====== DATA LINES ======

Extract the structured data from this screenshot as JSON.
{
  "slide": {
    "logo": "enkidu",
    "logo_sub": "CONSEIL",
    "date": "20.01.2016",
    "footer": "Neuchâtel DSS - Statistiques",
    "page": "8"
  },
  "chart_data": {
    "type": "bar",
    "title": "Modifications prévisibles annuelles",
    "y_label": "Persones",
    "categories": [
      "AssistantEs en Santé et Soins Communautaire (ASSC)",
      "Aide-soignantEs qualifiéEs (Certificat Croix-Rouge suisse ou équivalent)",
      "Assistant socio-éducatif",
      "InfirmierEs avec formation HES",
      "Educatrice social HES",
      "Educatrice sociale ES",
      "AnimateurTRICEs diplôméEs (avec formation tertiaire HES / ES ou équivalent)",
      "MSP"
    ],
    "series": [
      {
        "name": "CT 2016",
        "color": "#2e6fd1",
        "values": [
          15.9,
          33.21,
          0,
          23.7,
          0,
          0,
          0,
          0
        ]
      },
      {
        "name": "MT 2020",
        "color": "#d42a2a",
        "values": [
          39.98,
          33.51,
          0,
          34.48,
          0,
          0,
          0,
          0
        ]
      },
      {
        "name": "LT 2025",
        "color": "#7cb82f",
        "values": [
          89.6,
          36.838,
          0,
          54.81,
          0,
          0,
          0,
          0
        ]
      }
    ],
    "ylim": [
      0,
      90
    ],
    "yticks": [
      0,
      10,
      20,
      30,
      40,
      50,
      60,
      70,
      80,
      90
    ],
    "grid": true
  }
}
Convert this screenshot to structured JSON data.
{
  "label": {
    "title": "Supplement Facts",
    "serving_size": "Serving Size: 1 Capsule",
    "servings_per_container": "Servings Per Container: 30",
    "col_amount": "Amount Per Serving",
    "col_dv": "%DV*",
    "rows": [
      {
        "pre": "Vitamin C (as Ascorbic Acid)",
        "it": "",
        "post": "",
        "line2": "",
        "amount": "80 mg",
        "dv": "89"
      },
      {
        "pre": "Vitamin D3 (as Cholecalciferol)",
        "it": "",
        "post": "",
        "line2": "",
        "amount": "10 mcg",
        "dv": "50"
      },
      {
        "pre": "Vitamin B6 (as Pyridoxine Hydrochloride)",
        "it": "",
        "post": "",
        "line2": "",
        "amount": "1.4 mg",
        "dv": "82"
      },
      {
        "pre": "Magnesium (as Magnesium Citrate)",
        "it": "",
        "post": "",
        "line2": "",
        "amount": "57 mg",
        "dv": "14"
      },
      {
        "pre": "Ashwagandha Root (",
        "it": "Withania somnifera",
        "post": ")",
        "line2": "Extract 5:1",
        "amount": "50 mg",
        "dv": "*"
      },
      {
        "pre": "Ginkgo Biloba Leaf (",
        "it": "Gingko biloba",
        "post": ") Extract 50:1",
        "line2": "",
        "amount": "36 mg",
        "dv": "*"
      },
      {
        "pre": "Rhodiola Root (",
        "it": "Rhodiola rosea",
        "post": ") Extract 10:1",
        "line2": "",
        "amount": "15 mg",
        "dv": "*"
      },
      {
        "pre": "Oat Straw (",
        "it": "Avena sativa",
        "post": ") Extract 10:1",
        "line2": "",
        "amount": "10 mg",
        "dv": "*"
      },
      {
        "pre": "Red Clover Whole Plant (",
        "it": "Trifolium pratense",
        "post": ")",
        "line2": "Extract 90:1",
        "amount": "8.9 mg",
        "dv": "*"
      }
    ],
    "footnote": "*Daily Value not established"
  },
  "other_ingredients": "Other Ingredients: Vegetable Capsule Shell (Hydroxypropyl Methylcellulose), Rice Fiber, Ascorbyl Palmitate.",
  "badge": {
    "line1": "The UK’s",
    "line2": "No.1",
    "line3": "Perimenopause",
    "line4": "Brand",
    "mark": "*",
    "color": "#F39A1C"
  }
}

======

### YOUR INSTRUCTIONS
The data above must be returned in full, exactly as written.

### RESPONSE
Extract the structured data from this screenshot as JSON.
{
  "slide": {
    "logo": "enkidu",
    "logo_sub": "CONSEIL",
    "date": "20.01.2016",
    "footer": "Neuchâtel DSS - Statistiques",
    "page": "8"
  },
  "chart_data": {
    "type": "bar",
    "title": "Modifications prévisibles annuelles",
    "y_label": "Persones",
    "categories": [
      "AssistantEs en Santé et Soins Communautaire (ASSC)",
      "Aide-soignantEs qualifiéEs (Certificat Croix-Rouge suisse ou équivalent)",
      "Assistant socio-éducatif",
      "InfirmierEs avec formation HES",
      "Educatrice social HES",
      "Educatrice sociale ES",
      "AnimateurTRICEs diplôméEs (avec formation tertiaire HES / ES ou équivalent)",
      "MSP"
    ],
    "series": [
      {
        "name": "CT 2016",
        "color": "#2e6fd1",
        "values": [
          15.9,
          33.21,
          0,
          23.7,
          0,
          0,
          0,
          0
        ]
      },
      {
        "name": "MT 2020",
        "color": "#d42a2a",
        "values": [
          39.98,
          33.51,
          0,
          34.48,
          0,
          0,
          0,
          0
        ]
      },
      {
        "name": "LT 2025",
        "color": "#7cb82f",
        "values": [
          89.6,
          36.838,
          0,
          54.81,
          0,
          0,
          0,
          0
        ]
      }
    ],
    "ylim": [
      0,
      90
    ],
    "yticks": [
      0,
      10,
      20,
      30,
      40,
      50,
      60,
      70,
      80,
      90
    ],
    "grid": true
  }
}
Convert this screenshot to structured JSON data.
{
  "label": {
    "title": "Supplement Facts",
    "serving_size": "Serving Size: 1 Capsule",
    "servings_per_container": "Servings Per Container: 30",
    "col_amount": "Amount Per Serving",
    "col_dv": "%DV*",
    "rows": [
      {
        "pre": "Vitamin C (as Ascorbic Acid)",
        "it": "",
        "post": "",
        "line2": "",
        "amount": "80 mg",
        "dv": "89"
      },
      {
        "pre": "Vitamin D3 (as Cholecalciferol)",
        "it": "",
        "post": "",
        "line2": "",
        "amount": "10 mcg",
        "dv": "50"
      },
      {
        "pre": "Vitamin B6 (as Pyridoxine Hydrochloride)",
        "it": "",
        "post": "",
        "line2": "",
        "amount": "1.4 mg",
        "dv": "82"
      },
      {
        "pre": "Magnesium (as Magnesium Citrate)",
        "it": "",
        "post": "",
        "line2": "",
        "amount": "57 mg",
        "dv": "14"
      },
      {
        "pre": "Ashwagandha Root (",
        "it": "Withania somnifera",
        "post": ")",
        "line2": "Extract 5:1",
        "amount": "50 mg",
        "dv": "*"
      },
      {
        "pre": "Ginkgo Biloba Leaf (",
        "it": "Gingko biloba",
        "post": ") Extract 50:1",
        "line2": "",
        "amount": "36 mg",
        "dv": "*"
      },
      {
        "pre": "Rhodiola Root (",
        "it": "Rhodiola rosea",
        "post": ") Extract 10:1",
        "line2": "",
        "amount": "15 mg",
        "dv": "*"
      },
      {
        "pre": "Oat Straw (",
        "it": "Avena sativa",
        "post": ") Extract 10:1",
        "line2": "",
        "amount": "10 mg",
        "dv": "*"
      },
      {
        "pre": "Red Clover Whole Plant (",
        "it": "Trifolium pratense",
        "post": ")",
        "line2": "Extract 90:1",
        "amount": "8.9 mg",
        "dv": "*"
      }
    ],
    "footnote": "*Daily Value not established"
  },
  "other_ingredients": "Other Ingredients: Vegetable Capsule Shell (Hydroxypropyl Methylcellulose), Rice Fiber, Ascorbyl Palmitate.",
  "badge": {
    "line1": "The UK’s",
    "line2": "No.1",
    "line3": "Perimenopause",
    "line4": "Brand",
    "mark": "*",
    "color": "#F39A1C"
  }
}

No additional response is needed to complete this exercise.